--- Start ---

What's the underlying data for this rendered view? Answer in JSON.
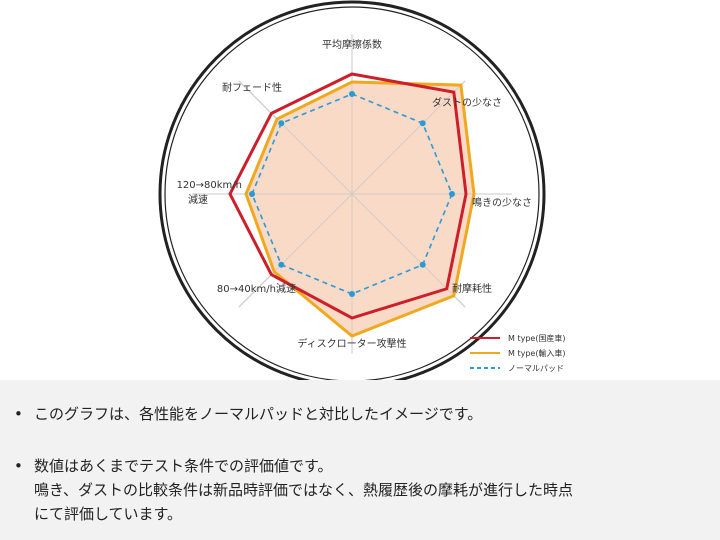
{
  "chart_data": {
    "type": "radar",
    "axes": [
      "平均摩擦係数",
      "ダストの少なさ",
      "鳴きの少なさ",
      "耐摩耗性",
      "ディスクローター攻撃性",
      "80→40km/h減速",
      "120→80km/h\n減速",
      "耐フェード性"
    ],
    "range": [
      0,
      10
    ],
    "series": [
      {
        "name": "M type(国産車)",
        "color": "#cc1f2a",
        "style": "solid",
        "values": [
          6.0,
          7.2,
          5.7,
          6.7,
          6.2,
          5.7,
          6.1,
          5.7
        ]
      },
      {
        "name": "M type(輸入車)",
        "color": "#f0a81e",
        "style": "solid",
        "values": [
          5.6,
          7.7,
          6.1,
          7.2,
          7.1,
          5.5,
          5.3,
          5.3
        ]
      },
      {
        "name": "ノーマルパッド",
        "color": "#2a9ad6",
        "style": "dashed",
        "values": [
          5.0,
          5.0,
          5.0,
          5.0,
          5.0,
          5.0,
          5.0,
          5.0
        ]
      }
    ],
    "fill_color": "#f7d3bd",
    "legend": "bottom-right"
  },
  "notes": [
    "このグラフは、各性能をノーマルパッドと対比したイメージです。",
    "数値はあくまでテスト条件での評価値です。\n鳴き、ダストの比較条件は新品時評価ではなく、熱履歴後の摩耗が進行した時点\nにて評価しています。"
  ],
  "bullet": "•"
}
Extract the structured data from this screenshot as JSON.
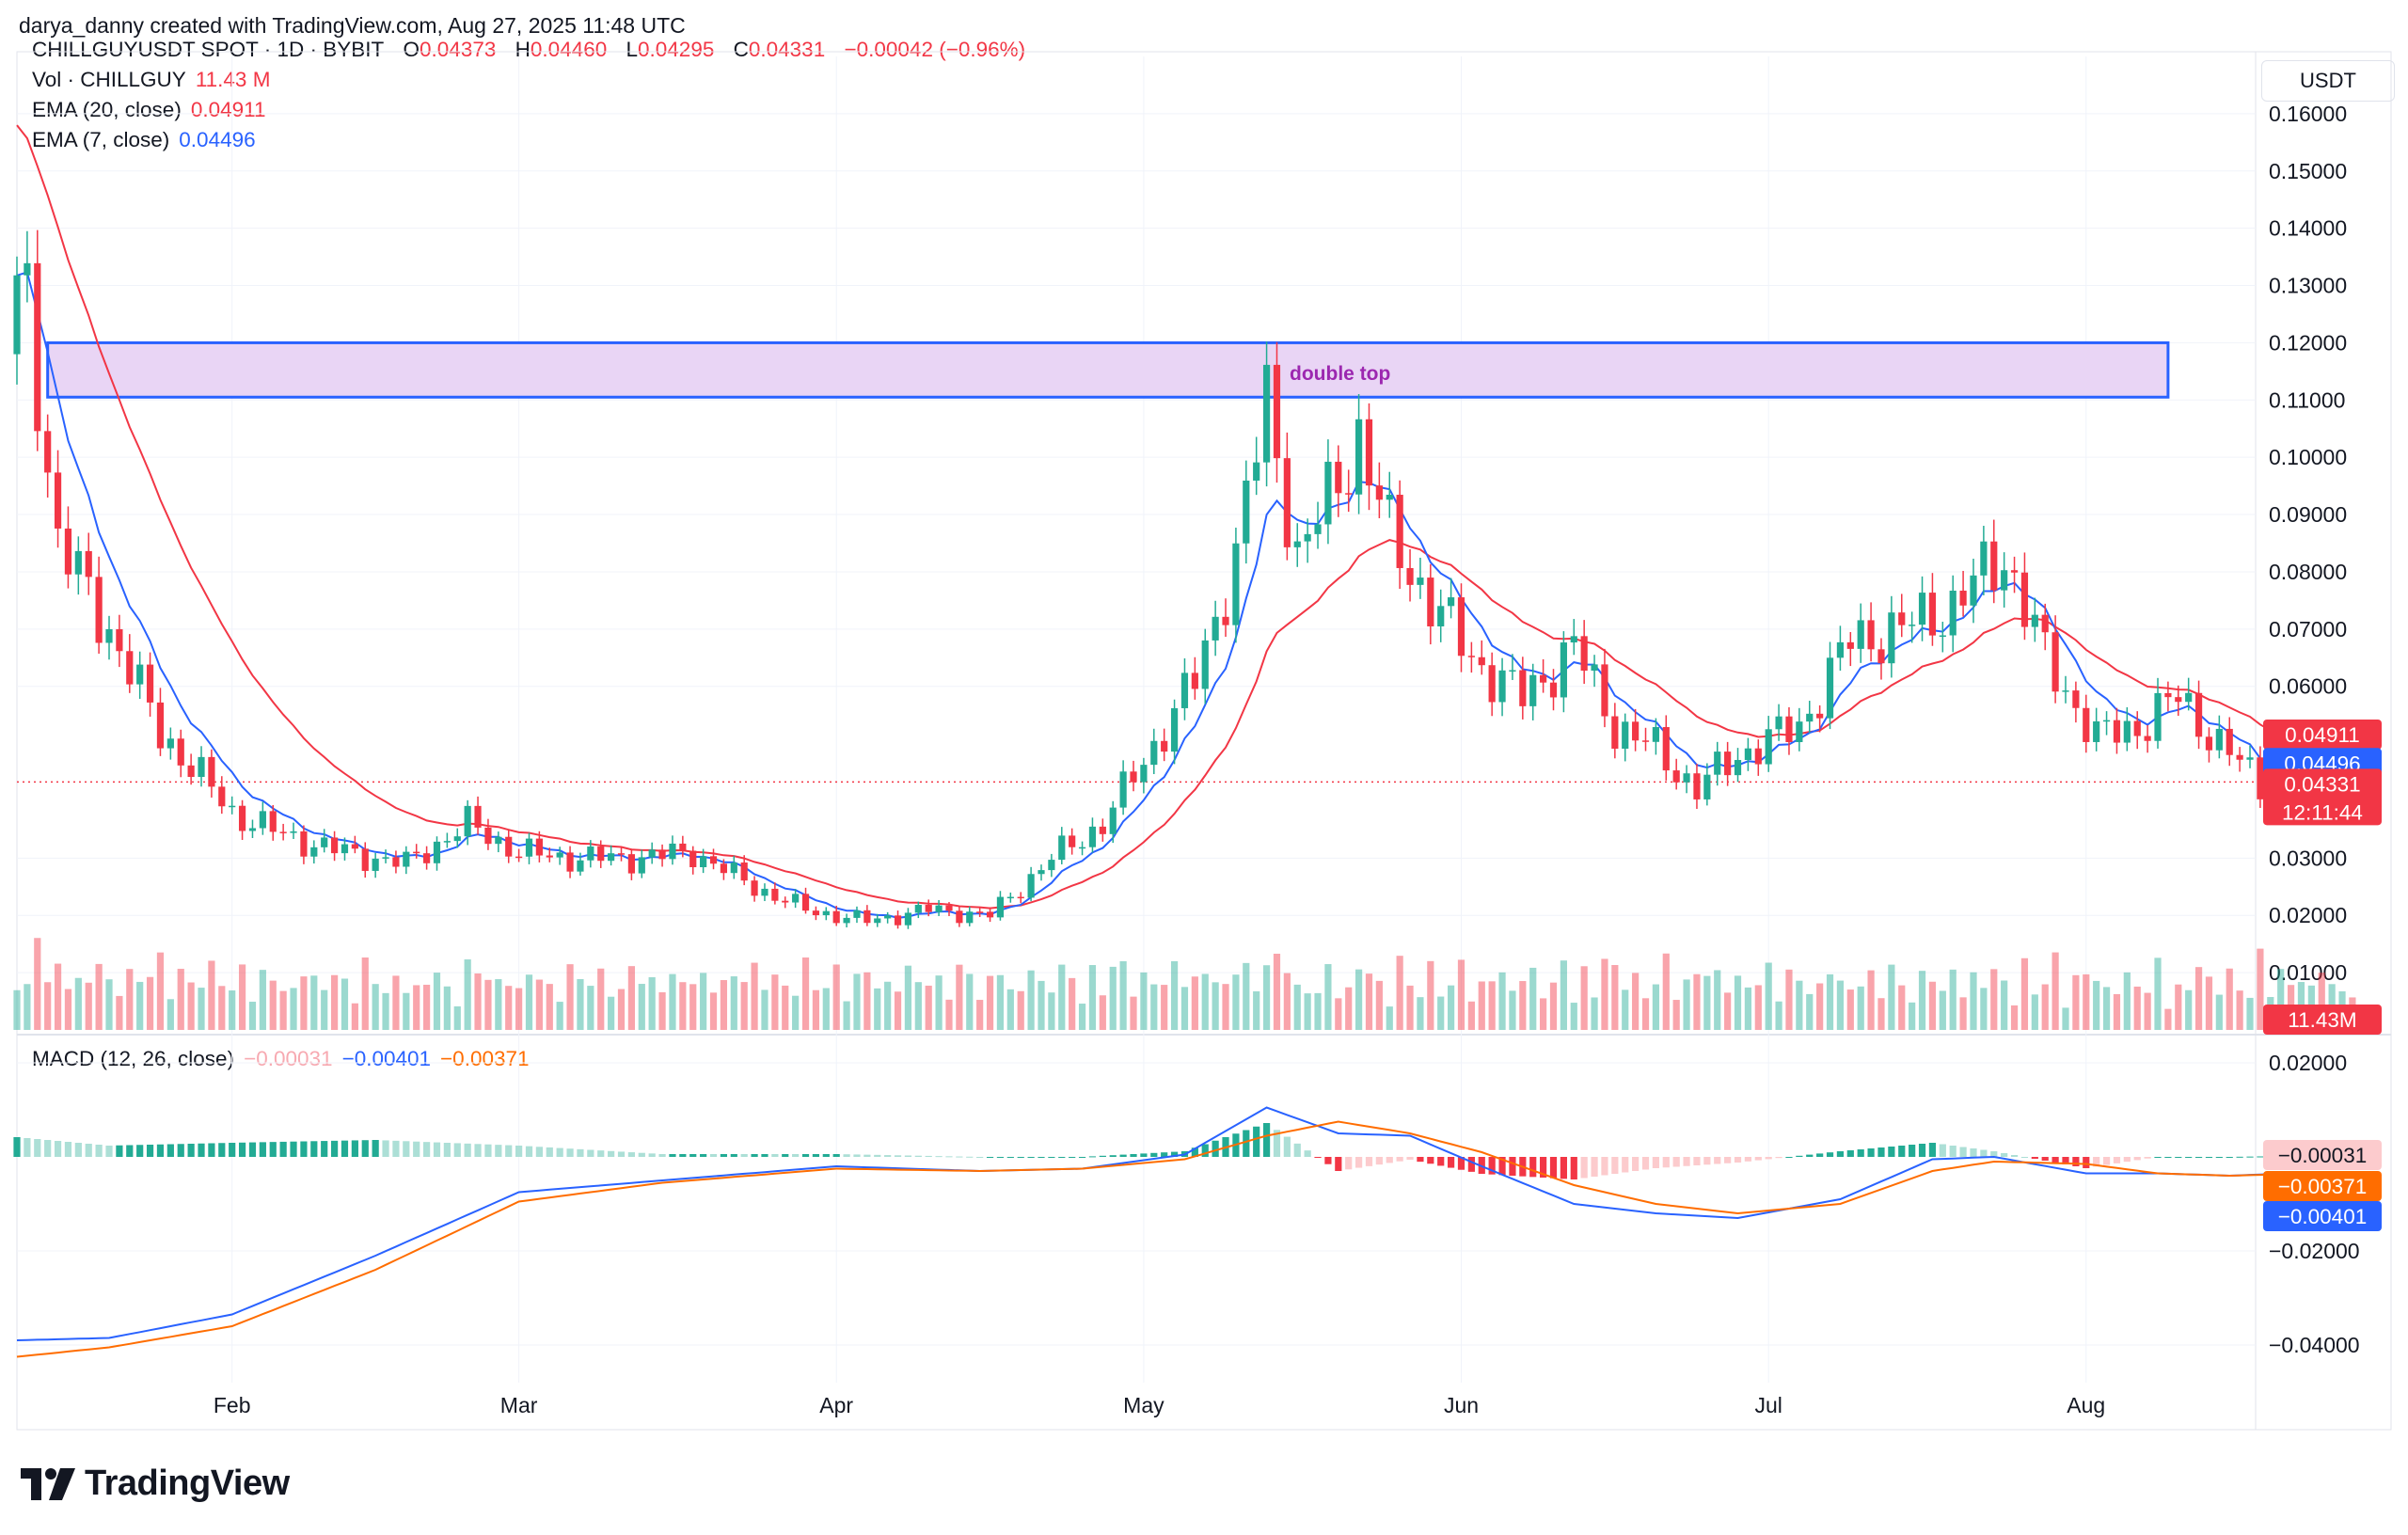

--- End ---

Task statement ::
Do not copy the pictures, but repeat every line exactly.

Answer to this task ::
What's the underlying data for this rendered view? Answer in JSON.
{
  "chart_data": {
    "type": "radar",
    "axes": [
      "平均摩擦係数",
      "ダストの少なさ",
      "鳴きの少なさ",
      "耐摩耗性",
      "ディスクローター攻撃性",
      "80→40km/h減速",
      "120→80km/h\n減速",
      "耐フェード性"
    ],
    "range": [
      0,
      10
    ],
    "series": [
      {
        "name": "M type(国産車)",
        "color": "#cc1f2a",
        "style": "solid",
        "values": [
          6.0,
          7.2,
          5.7,
          6.7,
          6.2,
          5.7,
          6.1,
          5.7
        ]
      },
      {
        "name": "M type(輸入車)",
        "color": "#f0a81e",
        "style": "solid",
        "values": [
          5.6,
          7.7,
          6.1,
          7.2,
          7.1,
          5.5,
          5.3,
          5.3
        ]
      },
      {
        "name": "ノーマルパッド",
        "color": "#2a9ad6",
        "style": "dashed",
        "values": [
          5.0,
          5.0,
          5.0,
          5.0,
          5.0,
          5.0,
          5.0,
          5.0
        ]
      }
    ],
    "fill_color": "#f7d3bd",
    "legend": "bottom-right"
  },
  "notes": [
    "このグラフは、各性能をノーマルパッドと対比したイメージです。",
    "数値はあくまでテスト条件での評価値です。\n鳴き、ダストの比較条件は新品時評価ではなく、熱履歴後の摩耗が進行した時点\nにて評価しています。"
  ],
  "bullet": "•"
}
Extract the structured data from this screenshot as JSON.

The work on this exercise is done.